[Stored records]

>>>

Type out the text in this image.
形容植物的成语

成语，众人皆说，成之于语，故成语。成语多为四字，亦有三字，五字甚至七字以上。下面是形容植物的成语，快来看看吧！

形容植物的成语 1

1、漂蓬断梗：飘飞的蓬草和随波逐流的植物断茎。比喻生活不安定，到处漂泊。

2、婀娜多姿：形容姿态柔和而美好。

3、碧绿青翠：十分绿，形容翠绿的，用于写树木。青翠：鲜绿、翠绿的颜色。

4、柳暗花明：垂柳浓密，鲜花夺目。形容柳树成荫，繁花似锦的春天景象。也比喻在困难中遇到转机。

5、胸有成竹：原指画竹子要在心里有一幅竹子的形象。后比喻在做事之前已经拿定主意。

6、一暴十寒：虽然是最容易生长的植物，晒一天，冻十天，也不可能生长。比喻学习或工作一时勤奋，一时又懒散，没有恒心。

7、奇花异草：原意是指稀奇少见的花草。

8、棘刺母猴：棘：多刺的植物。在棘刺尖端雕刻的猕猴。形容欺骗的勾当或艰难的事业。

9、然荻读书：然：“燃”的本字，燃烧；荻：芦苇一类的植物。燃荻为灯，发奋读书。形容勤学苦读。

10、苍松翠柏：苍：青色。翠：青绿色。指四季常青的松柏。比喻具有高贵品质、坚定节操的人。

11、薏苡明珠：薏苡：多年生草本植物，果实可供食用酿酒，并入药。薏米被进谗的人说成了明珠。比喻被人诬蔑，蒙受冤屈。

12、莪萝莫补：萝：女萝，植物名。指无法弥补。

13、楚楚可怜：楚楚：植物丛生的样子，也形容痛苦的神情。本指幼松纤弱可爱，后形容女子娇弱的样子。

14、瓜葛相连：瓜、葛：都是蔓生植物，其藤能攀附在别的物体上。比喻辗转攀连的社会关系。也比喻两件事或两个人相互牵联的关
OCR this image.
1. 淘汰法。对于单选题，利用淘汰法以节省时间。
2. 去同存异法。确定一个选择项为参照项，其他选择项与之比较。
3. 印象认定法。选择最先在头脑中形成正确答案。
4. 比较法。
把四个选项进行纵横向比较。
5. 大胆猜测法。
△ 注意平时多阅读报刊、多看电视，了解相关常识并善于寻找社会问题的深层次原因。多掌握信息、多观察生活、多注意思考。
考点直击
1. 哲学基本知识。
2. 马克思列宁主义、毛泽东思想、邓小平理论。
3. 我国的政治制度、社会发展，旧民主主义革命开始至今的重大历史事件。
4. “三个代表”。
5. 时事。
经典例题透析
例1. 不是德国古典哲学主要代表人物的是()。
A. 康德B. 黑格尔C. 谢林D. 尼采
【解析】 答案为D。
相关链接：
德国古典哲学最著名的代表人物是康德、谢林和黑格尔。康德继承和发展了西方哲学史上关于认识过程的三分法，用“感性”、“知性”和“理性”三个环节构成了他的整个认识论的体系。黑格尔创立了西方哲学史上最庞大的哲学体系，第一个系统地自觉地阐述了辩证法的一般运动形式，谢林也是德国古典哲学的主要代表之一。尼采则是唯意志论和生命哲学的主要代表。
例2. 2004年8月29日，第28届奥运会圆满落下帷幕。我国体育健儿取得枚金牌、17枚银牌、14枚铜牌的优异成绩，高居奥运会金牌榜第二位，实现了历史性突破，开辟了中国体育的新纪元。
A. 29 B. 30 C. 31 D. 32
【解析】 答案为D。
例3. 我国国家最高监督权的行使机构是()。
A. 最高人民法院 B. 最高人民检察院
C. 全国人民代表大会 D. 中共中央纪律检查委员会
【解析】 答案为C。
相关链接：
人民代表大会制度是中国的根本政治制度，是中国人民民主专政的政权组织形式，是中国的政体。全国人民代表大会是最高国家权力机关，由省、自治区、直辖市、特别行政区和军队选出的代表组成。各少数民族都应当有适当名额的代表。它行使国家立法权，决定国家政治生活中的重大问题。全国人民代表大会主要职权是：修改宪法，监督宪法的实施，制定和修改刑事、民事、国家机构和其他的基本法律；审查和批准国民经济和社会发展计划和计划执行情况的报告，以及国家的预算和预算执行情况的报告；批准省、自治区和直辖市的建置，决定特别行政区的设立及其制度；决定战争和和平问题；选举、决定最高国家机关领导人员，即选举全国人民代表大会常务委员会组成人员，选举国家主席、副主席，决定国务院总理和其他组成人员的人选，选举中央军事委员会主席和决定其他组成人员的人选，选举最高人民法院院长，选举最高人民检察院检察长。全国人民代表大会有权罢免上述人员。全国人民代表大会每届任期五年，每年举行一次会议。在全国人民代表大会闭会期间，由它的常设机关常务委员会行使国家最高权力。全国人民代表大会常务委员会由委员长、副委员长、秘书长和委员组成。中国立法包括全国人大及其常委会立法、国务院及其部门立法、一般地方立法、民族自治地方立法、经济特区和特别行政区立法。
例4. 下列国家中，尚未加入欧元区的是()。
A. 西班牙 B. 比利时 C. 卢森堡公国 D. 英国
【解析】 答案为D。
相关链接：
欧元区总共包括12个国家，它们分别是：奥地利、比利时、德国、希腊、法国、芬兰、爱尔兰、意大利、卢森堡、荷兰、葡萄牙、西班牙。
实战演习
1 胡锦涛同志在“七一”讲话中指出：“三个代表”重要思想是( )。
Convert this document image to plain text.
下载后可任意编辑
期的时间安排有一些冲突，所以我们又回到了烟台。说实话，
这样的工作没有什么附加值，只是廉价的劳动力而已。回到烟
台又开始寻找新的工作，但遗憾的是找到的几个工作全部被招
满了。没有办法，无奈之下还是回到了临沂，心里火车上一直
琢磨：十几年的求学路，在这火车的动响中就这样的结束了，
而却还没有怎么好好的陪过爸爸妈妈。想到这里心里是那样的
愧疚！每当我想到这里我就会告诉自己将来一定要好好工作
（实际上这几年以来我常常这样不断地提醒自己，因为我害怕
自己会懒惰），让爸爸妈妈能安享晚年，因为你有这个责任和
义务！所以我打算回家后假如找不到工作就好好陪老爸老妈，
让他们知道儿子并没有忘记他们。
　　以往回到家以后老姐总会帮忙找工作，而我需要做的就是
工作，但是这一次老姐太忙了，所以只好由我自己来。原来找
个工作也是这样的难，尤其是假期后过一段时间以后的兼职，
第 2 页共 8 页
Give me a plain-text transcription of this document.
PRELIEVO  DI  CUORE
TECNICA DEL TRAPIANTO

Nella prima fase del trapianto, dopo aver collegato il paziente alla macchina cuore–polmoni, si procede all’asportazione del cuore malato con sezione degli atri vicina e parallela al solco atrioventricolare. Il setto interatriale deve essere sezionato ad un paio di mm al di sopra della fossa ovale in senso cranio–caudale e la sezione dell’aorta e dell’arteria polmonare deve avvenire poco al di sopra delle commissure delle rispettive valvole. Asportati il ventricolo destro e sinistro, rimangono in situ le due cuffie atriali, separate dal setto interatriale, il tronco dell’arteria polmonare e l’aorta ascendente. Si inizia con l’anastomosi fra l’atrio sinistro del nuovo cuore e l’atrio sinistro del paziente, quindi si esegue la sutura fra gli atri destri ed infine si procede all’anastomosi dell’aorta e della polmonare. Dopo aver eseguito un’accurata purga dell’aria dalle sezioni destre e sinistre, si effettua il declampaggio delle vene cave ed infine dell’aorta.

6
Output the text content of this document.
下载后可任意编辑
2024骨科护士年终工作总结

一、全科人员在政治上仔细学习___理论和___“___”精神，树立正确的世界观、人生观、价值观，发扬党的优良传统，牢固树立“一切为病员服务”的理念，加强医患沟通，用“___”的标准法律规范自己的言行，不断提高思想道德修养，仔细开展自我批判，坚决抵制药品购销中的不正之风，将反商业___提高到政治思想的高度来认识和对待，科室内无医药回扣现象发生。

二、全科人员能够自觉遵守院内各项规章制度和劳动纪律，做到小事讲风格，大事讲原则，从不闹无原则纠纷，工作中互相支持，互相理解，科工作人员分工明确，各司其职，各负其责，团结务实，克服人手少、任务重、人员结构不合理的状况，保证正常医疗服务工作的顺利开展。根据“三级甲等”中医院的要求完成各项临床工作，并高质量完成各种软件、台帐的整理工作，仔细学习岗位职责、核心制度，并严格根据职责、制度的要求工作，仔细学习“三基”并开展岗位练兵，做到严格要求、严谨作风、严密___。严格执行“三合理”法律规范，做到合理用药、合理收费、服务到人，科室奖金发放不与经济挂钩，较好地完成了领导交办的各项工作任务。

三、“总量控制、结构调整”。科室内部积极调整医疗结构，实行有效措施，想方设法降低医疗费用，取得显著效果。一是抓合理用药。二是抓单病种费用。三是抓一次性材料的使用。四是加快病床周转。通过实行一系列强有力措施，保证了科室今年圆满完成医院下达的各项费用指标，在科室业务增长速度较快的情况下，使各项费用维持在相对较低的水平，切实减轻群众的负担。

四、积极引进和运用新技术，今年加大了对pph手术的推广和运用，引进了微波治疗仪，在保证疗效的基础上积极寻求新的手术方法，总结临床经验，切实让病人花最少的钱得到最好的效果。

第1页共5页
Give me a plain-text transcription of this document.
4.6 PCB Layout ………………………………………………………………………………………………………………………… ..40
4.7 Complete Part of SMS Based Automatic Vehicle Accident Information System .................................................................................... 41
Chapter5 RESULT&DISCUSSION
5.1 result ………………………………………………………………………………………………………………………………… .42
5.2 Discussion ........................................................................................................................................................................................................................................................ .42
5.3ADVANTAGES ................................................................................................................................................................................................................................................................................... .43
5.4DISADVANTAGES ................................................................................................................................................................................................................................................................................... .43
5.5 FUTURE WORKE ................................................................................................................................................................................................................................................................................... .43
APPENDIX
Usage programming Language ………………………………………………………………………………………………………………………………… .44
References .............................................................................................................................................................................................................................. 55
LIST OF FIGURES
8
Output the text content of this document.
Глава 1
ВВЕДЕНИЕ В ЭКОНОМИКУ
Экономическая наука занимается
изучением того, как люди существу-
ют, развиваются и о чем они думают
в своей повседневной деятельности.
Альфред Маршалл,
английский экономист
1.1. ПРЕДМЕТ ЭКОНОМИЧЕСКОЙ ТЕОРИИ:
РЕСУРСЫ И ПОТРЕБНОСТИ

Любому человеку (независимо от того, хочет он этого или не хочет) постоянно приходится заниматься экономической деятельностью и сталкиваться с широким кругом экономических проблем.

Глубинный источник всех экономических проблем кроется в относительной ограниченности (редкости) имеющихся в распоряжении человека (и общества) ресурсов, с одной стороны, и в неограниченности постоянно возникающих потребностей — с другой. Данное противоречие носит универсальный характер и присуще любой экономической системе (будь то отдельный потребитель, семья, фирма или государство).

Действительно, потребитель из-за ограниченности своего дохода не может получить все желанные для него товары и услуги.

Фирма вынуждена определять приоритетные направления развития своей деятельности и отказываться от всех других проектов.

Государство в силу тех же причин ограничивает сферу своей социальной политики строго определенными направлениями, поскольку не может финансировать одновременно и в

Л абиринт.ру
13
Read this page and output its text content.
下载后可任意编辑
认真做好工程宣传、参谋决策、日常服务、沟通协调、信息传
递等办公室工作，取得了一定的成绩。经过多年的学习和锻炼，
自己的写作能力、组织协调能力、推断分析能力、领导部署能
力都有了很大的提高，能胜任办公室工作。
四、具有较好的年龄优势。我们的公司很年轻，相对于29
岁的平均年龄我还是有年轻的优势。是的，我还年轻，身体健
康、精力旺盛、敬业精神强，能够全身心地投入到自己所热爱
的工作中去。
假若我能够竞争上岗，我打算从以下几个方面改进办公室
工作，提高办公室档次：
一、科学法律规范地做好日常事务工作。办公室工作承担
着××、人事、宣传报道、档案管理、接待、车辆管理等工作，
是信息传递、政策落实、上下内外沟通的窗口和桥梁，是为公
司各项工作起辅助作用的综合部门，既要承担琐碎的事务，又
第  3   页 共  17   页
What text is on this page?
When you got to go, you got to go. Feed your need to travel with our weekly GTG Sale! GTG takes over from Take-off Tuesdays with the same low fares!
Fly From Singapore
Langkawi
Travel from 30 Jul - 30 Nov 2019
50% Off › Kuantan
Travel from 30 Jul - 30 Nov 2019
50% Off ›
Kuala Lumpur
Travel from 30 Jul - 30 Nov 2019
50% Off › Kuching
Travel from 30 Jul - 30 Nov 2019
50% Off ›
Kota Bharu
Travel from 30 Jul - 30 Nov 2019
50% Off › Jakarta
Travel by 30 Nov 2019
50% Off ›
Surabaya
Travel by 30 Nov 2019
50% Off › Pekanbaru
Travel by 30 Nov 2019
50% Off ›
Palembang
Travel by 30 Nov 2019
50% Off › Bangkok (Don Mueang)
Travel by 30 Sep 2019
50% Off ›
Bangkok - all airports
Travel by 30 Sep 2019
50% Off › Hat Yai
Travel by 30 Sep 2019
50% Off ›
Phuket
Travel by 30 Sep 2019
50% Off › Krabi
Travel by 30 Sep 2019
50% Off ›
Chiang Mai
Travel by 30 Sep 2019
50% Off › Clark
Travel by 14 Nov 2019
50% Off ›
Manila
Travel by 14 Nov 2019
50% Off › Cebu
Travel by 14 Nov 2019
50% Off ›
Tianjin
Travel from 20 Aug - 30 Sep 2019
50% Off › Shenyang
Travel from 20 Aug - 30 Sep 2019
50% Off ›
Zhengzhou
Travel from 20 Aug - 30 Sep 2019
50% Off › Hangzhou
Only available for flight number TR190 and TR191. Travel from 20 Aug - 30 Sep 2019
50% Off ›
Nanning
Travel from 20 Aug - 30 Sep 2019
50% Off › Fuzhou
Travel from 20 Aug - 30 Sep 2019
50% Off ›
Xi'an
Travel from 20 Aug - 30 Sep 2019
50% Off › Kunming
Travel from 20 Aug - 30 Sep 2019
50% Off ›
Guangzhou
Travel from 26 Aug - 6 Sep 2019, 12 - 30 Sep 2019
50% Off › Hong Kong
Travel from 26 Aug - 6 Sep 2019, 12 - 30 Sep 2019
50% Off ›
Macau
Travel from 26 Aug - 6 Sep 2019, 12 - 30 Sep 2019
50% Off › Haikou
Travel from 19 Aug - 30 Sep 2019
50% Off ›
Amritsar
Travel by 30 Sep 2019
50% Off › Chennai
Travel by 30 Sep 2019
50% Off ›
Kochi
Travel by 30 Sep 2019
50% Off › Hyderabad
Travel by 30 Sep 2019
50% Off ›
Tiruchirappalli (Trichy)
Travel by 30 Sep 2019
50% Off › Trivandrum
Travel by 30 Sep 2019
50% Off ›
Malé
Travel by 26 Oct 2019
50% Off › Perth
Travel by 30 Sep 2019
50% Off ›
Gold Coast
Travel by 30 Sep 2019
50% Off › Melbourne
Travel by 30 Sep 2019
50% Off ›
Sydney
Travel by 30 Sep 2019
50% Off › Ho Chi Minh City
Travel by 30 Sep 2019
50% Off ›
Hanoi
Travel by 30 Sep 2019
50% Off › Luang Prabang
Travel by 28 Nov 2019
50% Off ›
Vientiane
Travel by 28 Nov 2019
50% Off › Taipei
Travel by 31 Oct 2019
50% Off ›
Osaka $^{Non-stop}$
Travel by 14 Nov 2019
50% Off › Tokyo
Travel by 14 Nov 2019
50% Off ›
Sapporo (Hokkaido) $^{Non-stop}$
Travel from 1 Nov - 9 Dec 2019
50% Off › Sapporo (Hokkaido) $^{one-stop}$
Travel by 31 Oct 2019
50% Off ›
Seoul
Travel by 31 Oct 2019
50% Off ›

<<<

*Written instruction*. Report each line in the data that holds the word "всех".

*Response*.
Глубинный источник всех экономических проблем кроется в относительной ограниченности (редкости) имеющихся в распоряжении человека (и общества) ресурсов, с одной стороны, и в неограниченности постоянно возникающих потребностей — с другой. Данное противоречие носит универсальный характер и присуще любой экономической системе (будь то отдельный потребитель, семья, фирма или государство).
Фирма вынуждена определять приоритетные направления развития своей деятельности и отказываться от всех других проектов.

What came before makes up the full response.